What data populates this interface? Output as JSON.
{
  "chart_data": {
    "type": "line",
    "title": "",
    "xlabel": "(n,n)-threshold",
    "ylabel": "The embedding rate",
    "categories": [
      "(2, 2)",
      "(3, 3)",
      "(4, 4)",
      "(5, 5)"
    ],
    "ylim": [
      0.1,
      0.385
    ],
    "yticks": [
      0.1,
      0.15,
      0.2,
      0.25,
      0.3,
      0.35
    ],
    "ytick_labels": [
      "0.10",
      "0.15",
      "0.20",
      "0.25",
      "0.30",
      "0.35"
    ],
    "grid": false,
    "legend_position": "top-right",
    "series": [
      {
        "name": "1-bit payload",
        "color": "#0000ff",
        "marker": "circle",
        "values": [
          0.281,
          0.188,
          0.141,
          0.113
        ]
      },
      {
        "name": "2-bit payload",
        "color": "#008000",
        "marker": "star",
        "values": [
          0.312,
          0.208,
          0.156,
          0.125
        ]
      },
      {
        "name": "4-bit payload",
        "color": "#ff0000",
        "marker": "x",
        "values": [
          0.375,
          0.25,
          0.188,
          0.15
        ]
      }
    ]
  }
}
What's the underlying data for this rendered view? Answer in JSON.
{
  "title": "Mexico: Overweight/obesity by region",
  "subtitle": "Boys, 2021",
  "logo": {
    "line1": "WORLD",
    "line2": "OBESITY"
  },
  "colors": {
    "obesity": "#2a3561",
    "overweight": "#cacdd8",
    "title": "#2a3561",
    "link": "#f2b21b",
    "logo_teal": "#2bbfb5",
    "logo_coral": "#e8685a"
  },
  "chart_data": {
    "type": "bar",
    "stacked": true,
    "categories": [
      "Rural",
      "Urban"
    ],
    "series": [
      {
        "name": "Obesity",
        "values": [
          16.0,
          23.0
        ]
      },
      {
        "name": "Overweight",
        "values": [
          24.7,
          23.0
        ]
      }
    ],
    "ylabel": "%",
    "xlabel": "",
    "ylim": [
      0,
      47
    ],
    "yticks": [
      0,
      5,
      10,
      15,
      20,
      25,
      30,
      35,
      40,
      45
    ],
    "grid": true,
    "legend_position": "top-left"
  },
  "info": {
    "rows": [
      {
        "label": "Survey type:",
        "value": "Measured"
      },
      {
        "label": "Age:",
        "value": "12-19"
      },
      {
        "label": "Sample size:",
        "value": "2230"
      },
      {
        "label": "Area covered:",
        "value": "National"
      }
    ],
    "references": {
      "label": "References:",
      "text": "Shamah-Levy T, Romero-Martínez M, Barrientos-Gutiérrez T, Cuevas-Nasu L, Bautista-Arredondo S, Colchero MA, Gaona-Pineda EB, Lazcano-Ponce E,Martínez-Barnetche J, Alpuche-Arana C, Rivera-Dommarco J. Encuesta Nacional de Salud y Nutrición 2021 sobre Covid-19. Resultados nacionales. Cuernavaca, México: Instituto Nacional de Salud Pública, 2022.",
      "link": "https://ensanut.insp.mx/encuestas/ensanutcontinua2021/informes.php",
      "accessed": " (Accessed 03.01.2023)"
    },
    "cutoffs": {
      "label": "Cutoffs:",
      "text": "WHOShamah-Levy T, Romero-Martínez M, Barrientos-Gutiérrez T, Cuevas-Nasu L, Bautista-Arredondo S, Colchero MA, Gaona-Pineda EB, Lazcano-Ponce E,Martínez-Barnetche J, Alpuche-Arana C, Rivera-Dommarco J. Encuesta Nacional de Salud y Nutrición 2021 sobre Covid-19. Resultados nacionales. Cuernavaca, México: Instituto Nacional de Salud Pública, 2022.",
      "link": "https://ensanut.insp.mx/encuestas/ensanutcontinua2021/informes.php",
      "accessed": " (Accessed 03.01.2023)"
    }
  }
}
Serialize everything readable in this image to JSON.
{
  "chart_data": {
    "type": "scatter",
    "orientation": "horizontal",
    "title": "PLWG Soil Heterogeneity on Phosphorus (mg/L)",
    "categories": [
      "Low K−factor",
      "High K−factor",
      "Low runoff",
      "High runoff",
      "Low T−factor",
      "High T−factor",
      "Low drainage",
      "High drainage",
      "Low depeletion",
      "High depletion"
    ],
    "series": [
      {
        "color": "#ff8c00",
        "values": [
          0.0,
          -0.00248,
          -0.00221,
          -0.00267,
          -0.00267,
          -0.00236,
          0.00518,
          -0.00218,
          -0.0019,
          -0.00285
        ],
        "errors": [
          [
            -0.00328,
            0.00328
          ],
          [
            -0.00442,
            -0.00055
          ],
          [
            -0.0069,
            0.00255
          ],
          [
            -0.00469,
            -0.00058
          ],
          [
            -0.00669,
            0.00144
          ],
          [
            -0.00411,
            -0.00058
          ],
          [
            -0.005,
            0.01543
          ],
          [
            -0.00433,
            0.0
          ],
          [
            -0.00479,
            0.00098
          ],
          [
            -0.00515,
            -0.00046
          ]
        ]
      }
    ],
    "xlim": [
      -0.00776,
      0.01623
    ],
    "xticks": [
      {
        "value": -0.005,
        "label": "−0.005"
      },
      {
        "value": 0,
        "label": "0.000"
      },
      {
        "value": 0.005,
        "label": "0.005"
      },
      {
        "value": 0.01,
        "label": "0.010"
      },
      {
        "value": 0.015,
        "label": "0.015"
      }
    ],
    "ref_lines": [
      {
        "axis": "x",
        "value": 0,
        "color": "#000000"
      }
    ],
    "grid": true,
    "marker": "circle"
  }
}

**Instructions to follow**: Each line above must be reproduced exactly as it stands.

**Task output**:
What data populates this interface? Output as JSON.
{
  "chart_data": {
    "type": "line",
    "title": "",
    "xlabel": "(n,n)-threshold",
    "ylabel": "The embedding rate",
    "categories": [
      "(2, 2)",
      "(3, 3)",
      "(4, 4)",
      "(5, 5)"
    ],
    "ylim": [
      0.1,
      0.385
    ],
    "yticks": [
      0.1,
      0.15,
      0.2,
      0.25,
      0.3,
      0.35
    ],
    "ytick_labels": [
      "0.10",
      "0.15",
      "0.20",
      "0.25",
      "0.30",
      "0.35"
    ],
    "grid": false,
    "legend_position": "top-right",
    "series": [
      {
        "name": "1-bit payload",
        "color": "#0000ff",
        "marker": "circle",
        "values": [
          0.281,
          0.188,
          0.141,
          0.113
        ]
      },
      {
        "name": "2-bit payload",
        "color": "#008000",
        "marker": "star",
        "values": [
          0.312,
          0.208,
          0.156,
          0.125
        ]
      },
      {
        "name": "4-bit payload",
        "color": "#ff0000",
        "marker": "x",
        "values": [
          0.375,
          0.25,
          0.188,
          0.15
        ]
      }
    ]
  }
}
What's the underlying data for this rendered view? Answer in JSON.
{
  "title": "Mexico: Overweight/obesity by region",
  "subtitle": "Boys, 2021",
  "logo": {
    "line1": "WORLD",
    "line2": "OBESITY"
  },
  "colors": {
    "obesity": "#2a3561",
    "overweight": "#cacdd8",
    "title": "#2a3561",
    "link": "#f2b21b",
    "logo_teal": "#2bbfb5",
    "logo_coral": "#e8685a"
  },
  "chart_data": {
    "type": "bar",
    "stacked": true,
    "categories": [
      "Rural",
      "Urban"
    ],
    "series": [
      {
        "name": "Obesity",
        "values": [
          16.0,
          23.0
        ]
      },
      {
        "name": "Overweight",
        "values": [
          24.7,
          23.0
        ]
      }
    ],
    "ylabel": "%",
    "xlabel": "",
    "ylim": [
      0,
      47
    ],
    "yticks": [
      0,
      5,
      10,
      15,
      20,
      25,
      30,
      35,
      40,
      45
    ],
    "grid": true,
    "legend_position": "top-left"
  },
  "info": {
    "rows": [
      {
        "label": "Survey type:",
        "value": "Measured"
      },
      {
        "label": "Age:",
        "value": "12-19"
      },
      {
        "label": "Sample size:",
        "value": "2230"
      },
      {
        "label": "Area covered:",
        "value": "National"
      }
    ],
    "references": {
      "label": "References:",
      "text": "Shamah-Levy T, Romero-Martínez M, Barrientos-Gutiérrez T, Cuevas-Nasu L, Bautista-Arredondo S, Colchero MA, Gaona-Pineda EB, Lazcano-Ponce E,Martínez-Barnetche J, Alpuche-Arana C, Rivera-Dommarco J. Encuesta Nacional de Salud y Nutrición 2021 sobre Covid-19. Resultados nacionales. Cuernavaca, México: Instituto Nacional de Salud Pública, 2022.",
      "link": "https://ensanut.insp.mx/encuestas/ensanutcontinua2021/informes.php",
      "accessed": " (Accessed 03.01.2023)"
    },
    "cutoffs": {
      "label": "Cutoffs:",
      "text": "WHOShamah-Levy T, Romero-Martínez M, Barrientos-Gutiérrez T, Cuevas-Nasu L, Bautista-Arredondo S, Colchero MA, Gaona-Pineda EB, Lazcano-Ponce E,Martínez-Barnetche J, Alpuche-Arana C, Rivera-Dommarco J. Encuesta Nacional de Salud y Nutrición 2021 sobre Covid-19. Resultados nacionales. Cuernavaca, México: Instituto Nacional de Salud Pública, 2022.",
      "link": "https://ensanut.insp.mx/encuestas/ensanutcontinua2021/informes.php",
      "accessed": " (Accessed 03.01.2023)"
    }
  }
}
Serialize everything readable in this image to JSON.
{
  "chart_data": {
    "type": "scatter",
    "orientation": "horizontal",
    "title": "PLWG Soil Heterogeneity on Phosphorus (mg/L)",
    "categories": [
      "Low K−factor",
      "High K−factor",
      "Low runoff",
      "High runoff",
      "Low T−factor",
      "High T−factor",
      "Low drainage",
      "High drainage",
      "Low depeletion",
      "High depletion"
    ],
    "series": [
      {
        "color": "#ff8c00",
        "values": [
          0.0,
          -0.00248,
          -0.00221,
          -0.00267,
          -0.00267,
          -0.00236,
          0.00518,
          -0.00218,
          -0.0019,
          -0.00285
        ],
        "errors": [
          [
            -0.00328,
            0.00328
          ],
          [
            -0.00442,
            -0.00055
          ],
          [
            -0.0069,
            0.00255
          ],
          [
            -0.00469,
            -0.00058
          ],
          [
            -0.00669,
            0.00144
          ],
          [
            -0.00411,
            -0.00058
          ],
          [
            -0.005,
            0.01543
          ],
          [
            -0.00433,
            0.0
          ],
          [
            -0.00479,
            0.00098
          ],
          [
            -0.00515,
            -0.00046
          ]
        ]
      }
    ],
    "xlim": [
      -0.00776,
      0.01623
    ],
    "xticks": [
      {
        "value": -0.005,
        "label": "−0.005"
      },
      {
        "value": 0,
        "label": "0.000"
      },
      {
        "value": 0.005,
        "label": "0.005"
      },
      {
        "value": 0.01,
        "label": "0.010"
      },
      {
        "value": 0.015,
        "label": "0.015"
      }
    ],
    "ref_lines": [
      {
        "axis": "x",
        "value": 0,
        "color": "#000000"
      }
    ],
    "grid": true,
    "marker": "circle"
  }
}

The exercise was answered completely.